CHALLENGE:
Output the lines below as a numbered list, omitting any blank lines and leaving out the picture.

Boxed element entries:

============

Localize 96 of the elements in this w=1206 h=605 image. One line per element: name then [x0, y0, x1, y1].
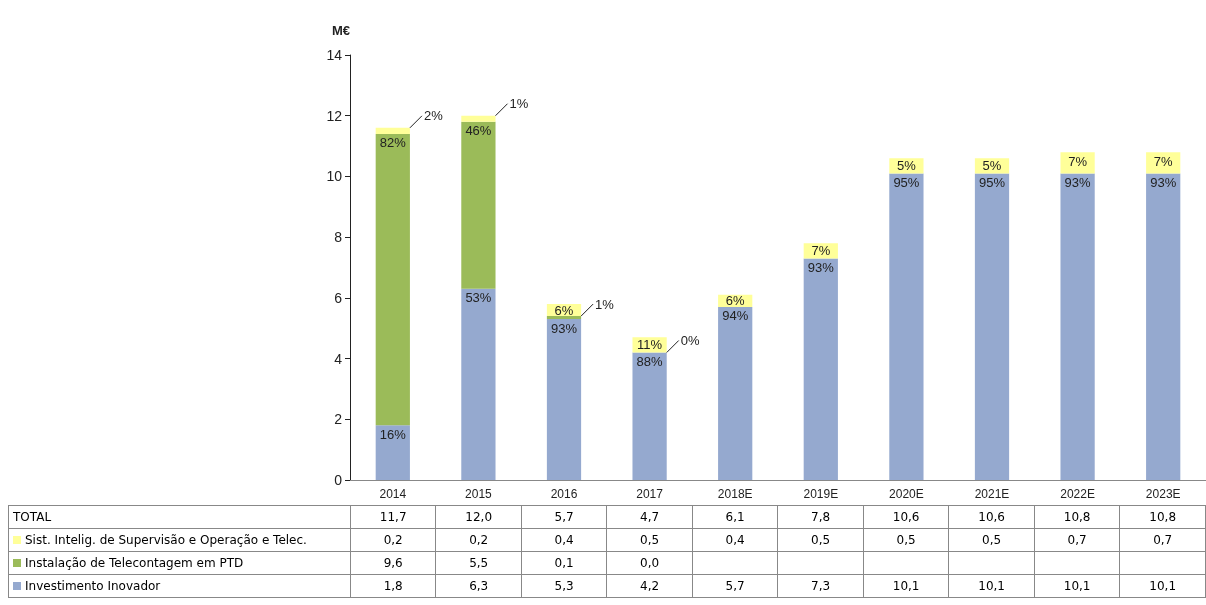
bar	[375, 133, 410, 426]
total-label: 10,6	[863, 505, 949, 529]
data-label: 5,7	[692, 574, 778, 598]
data-label: 0,7	[1034, 528, 1120, 552]
y-tick-label: 10	[326, 168, 343, 185]
data-label: 10,1	[1119, 574, 1206, 598]
data-label: 6,3	[435, 574, 522, 598]
data-label: 1,8	[350, 574, 436, 598]
annotation: 7%	[811, 243, 831, 259]
data-label: 0,5	[948, 528, 1035, 552]
y-tick-label: 12	[326, 107, 343, 124]
bar	[375, 425, 410, 480]
y-tick-label: 8	[334, 229, 343, 246]
bar	[1146, 173, 1181, 480]
annotation: 1%	[509, 96, 529, 112]
annotation: 93%	[1064, 174, 1092, 190]
data-label: 0,5	[606, 528, 693, 552]
annotation: 93%	[550, 320, 578, 336]
annotation: 16%	[379, 426, 407, 442]
data-label: 10,1	[863, 574, 949, 598]
x-tick-label: 2022E	[1060, 487, 1095, 501]
data-label: 10,1	[1034, 574, 1120, 598]
annotation: 0%	[680, 333, 700, 348]
x-tick-label: 2018E	[717, 487, 753, 501]
annotation: 2%	[423, 108, 444, 124]
total-label: 10,8	[1034, 505, 1120, 529]
total-label: 7,8	[777, 505, 864, 529]
annotation: 53%	[465, 290, 492, 306]
x-tick-label: 2015	[465, 487, 493, 501]
annotation: 88%	[636, 354, 664, 369]
x-tick-label: 2014	[379, 487, 407, 501]
bar	[718, 306, 753, 480]
y-tick-label: 4	[334, 350, 343, 367]
data-label: 0,7	[1119, 528, 1206, 552]
bar	[632, 352, 667, 480]
annotation: 7%	[1153, 153, 1174, 169]
y-axis-title: M€	[331, 23, 350, 38]
x-tick-label: 2021E	[974, 487, 1010, 501]
annotation: 5%	[897, 158, 917, 174]
total-label: 5,7	[521, 505, 607, 529]
bar	[803, 258, 838, 480]
data-label: 0,5	[863, 528, 949, 552]
bar	[1060, 173, 1095, 480]
y-tick-label: 0	[334, 472, 343, 488]
bar	[546, 319, 582, 480]
data-label: 9,6	[350, 551, 436, 575]
bar	[889, 173, 924, 480]
data-label: 0,2	[435, 528, 522, 552]
annotation: 6%	[725, 293, 746, 309]
x-tick-label: 2019E	[803, 487, 839, 501]
data-label: 0,1	[521, 551, 607, 575]
total-label: 10,6	[948, 505, 1035, 529]
annotation: 82%	[379, 135, 407, 151]
data-label: 5,5	[435, 551, 522, 575]
data-label: 0,5	[777, 528, 864, 552]
data-label: 0,0	[606, 551, 693, 575]
annotation: 11%	[637, 337, 663, 353]
legend-label: Investimento Inovador	[25, 579, 161, 593]
annotation: 7%	[1068, 153, 1088, 169]
annotation: 46%	[465, 123, 492, 139]
total-label: 12,0	[435, 505, 522, 529]
bar	[461, 121, 496, 289]
y-tick-label: 6	[334, 289, 343, 306]
data-label: 0,2	[350, 528, 436, 552]
data-label: 5,3	[521, 574, 607, 598]
annotation: 95%	[893, 174, 920, 190]
total-label: 4,7	[606, 505, 693, 529]
annotation: 6%	[554, 302, 574, 318]
bar	[546, 316, 582, 320]
bar	[974, 173, 1010, 480]
annotation: 93%	[1150, 174, 1177, 190]
y-tick-label: 2	[334, 411, 343, 428]
total-label: 11,7	[350, 505, 436, 529]
bar	[461, 288, 496, 480]
data-label: 0,4	[521, 528, 607, 552]
text: TOTAL	[8, 505, 351, 529]
x-tick-label: 2017	[636, 487, 664, 501]
data-label: 7,3	[777, 574, 864, 598]
total-label: 10,8	[1119, 505, 1206, 529]
y-tick-label: 14	[326, 47, 343, 63]
annotation: 95%	[978, 174, 1006, 190]
bar	[375, 127, 410, 134]
annotation: 1%	[595, 296, 615, 312]
data-label: 10,1	[948, 574, 1035, 598]
x-tick-label: 2020E	[889, 487, 924, 501]
legend-label: Sist. Intelig. de Supervisão e Operação e Telec.	[25, 533, 307, 547]
legend-label: Instalação de Telecontagem em PTD	[25, 556, 244, 570]
bar	[461, 115, 496, 122]
x-tick-label: 2023E	[1145, 487, 1181, 501]
total-label: 6,1	[692, 505, 778, 529]
annotation: 5%	[982, 158, 1002, 174]
data-label: 0,4	[692, 528, 778, 552]
annotation: 94%	[722, 308, 749, 324]
annotation: 93%	[807, 259, 835, 275]
x-tick-label: 2016	[550, 487, 578, 501]
data-label: 4,2	[606, 574, 693, 598]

============

ANSWER TO THE EXERCISE:
1. Localize 96 of the elements in this w=1206 h=605 image. One line per element: name then [x0, y0, x1, y1].
2. bar	[375, 133, 410, 426]
3. total-label: 10,6	[863, 505, 949, 529]
4. data-label: 5,7	[692, 574, 778, 598]
5. data-label: 0,7	[1034, 528, 1120, 552]
6. y-tick-label: 10	[326, 168, 343, 185]
7. data-label: 10,1	[1119, 574, 1206, 598]
8. data-label: 6,3	[435, 574, 522, 598]
9. data-label: 1,8	[350, 574, 436, 598]
10. annotation: 7%	[811, 243, 831, 259]
11. data-label: 0,5	[948, 528, 1035, 552]
12. y-tick-label: 12	[326, 107, 343, 124]
13. bar	[375, 425, 410, 480]
14. y-tick-label: 8	[334, 229, 343, 246]
15. bar	[1146, 173, 1181, 480]
16. annotation: 1%	[509, 96, 529, 112]
17. annotation: 93%	[1064, 174, 1092, 190]
18. data-label: 0,5	[606, 528, 693, 552]
19. annotation: 93%	[550, 320, 578, 336]
20. annotation: 16%	[379, 426, 407, 442]
21. data-label: 10,1	[863, 574, 949, 598]
22. x-tick-label: 2022E	[1060, 487, 1095, 501]
23. data-label: 10,1	[1034, 574, 1120, 598]
24. annotation: 0%	[680, 333, 700, 348]
25. x-tick-label: 2018E	[717, 487, 753, 501]
26. annotation: 2%	[423, 108, 444, 124]
27. total-label: 10,8	[1034, 505, 1120, 529]
28. total-label: 7,8	[777, 505, 864, 529]
29. annotation: 53%	[465, 290, 492, 306]
30. x-tick-label: 2015	[465, 487, 493, 501]
31. annotation: 88%	[636, 354, 664, 369]
32. x-tick-label: 2014	[379, 487, 407, 501]
33. bar	[718, 306, 753, 480]
34. y-tick-label: 4	[334, 350, 343, 367]
35. data-label: 0,7	[1119, 528, 1206, 552]
36. bar	[632, 352, 667, 480]
37. annotation: 7%	[1153, 153, 1174, 169]
38. y-axis-title: M€	[331, 23, 350, 38]
39. x-tick-label: 2021E	[974, 487, 1010, 501]
40. annotation: 5%	[897, 158, 917, 174]
41. total-label: 5,7	[521, 505, 607, 529]
42. bar	[803, 258, 838, 480]
43. data-label: 0,5	[863, 528, 949, 552]
44. bar	[1060, 173, 1095, 480]
45. y-tick-label: 0	[334, 472, 343, 488]
46. bar	[546, 319, 582, 480]
47. data-label: 9,6	[350, 551, 436, 575]
48. bar	[889, 173, 924, 480]
49. data-label: 0,2	[435, 528, 522, 552]
50. annotation: 6%	[725, 293, 746, 309]
51. x-tick-label: 2019E	[803, 487, 839, 501]
52. data-label: 0,1	[521, 551, 607, 575]
53. total-label: 10,6	[948, 505, 1035, 529]
54. annotation: 82%	[379, 135, 407, 151]
55. data-label: 5,5	[435, 551, 522, 575]
56. data-label: 0,5	[777, 528, 864, 552]
57. data-label: 0,0	[606, 551, 693, 575]
58. annotation: 11%	[637, 337, 663, 353]
59. legend-label: Investimento Inovador	[25, 579, 161, 593]
60. annotation: 7%	[1068, 153, 1088, 169]
61. annotation: 46%	[465, 123, 492, 139]
62. total-label: 12,0	[435, 505, 522, 529]
63. bar	[461, 121, 496, 289]
64. y-tick-label: 6	[334, 289, 343, 306]
65. data-label: 0,2	[350, 528, 436, 552]
66. data-label: 5,3	[521, 574, 607, 598]
67. annotation: 95%	[893, 174, 920, 190]
68. total-label: 4,7	[606, 505, 693, 529]
69. annotation: 6%	[554, 302, 574, 318]
70. bar	[546, 316, 582, 320]
71. bar	[974, 173, 1010, 480]
72. annotation: 93%	[1150, 174, 1177, 190]
73. y-tick-label: 2	[334, 411, 343, 428]
74. total-label: 11,7	[350, 505, 436, 529]
75. bar	[461, 288, 496, 480]
76. data-label: 0,4	[521, 528, 607, 552]
77. text: TOTAL	[8, 505, 351, 529]
78. x-tick-label: 2017	[636, 487, 664, 501]
79. data-label: 7,3	[777, 574, 864, 598]
80. total-label: 10,8	[1119, 505, 1206, 529]
81. y-tick-label: 14	[326, 47, 343, 63]
82. annotation: 95%	[978, 174, 1006, 190]
83. bar	[375, 127, 410, 134]
84. annotation: 1%	[595, 296, 615, 312]
85. data-label: 10,1	[948, 574, 1035, 598]
86. x-tick-label: 2020E	[889, 487, 924, 501]
87. legend-label: Sist. Intelig. de Supervisão e Operação e Telec.	[25, 533, 307, 547]
88. legend-label: Instalação de Telecontagem em PTD	[25, 556, 244, 570]
89. bar	[461, 115, 496, 122]
90. x-tick-label: 2023E	[1145, 487, 1181, 501]
91. total-label: 6,1	[692, 505, 778, 529]
92. annotation: 5%	[982, 158, 1002, 174]
93. data-label: 0,4	[692, 528, 778, 552]
94. annotation: 94%	[722, 308, 749, 324]
95. annotation: 93%	[807, 259, 835, 275]
96. x-tick-label: 2016	[550, 487, 578, 501]
97. data-label: 4,2	[606, 574, 693, 598]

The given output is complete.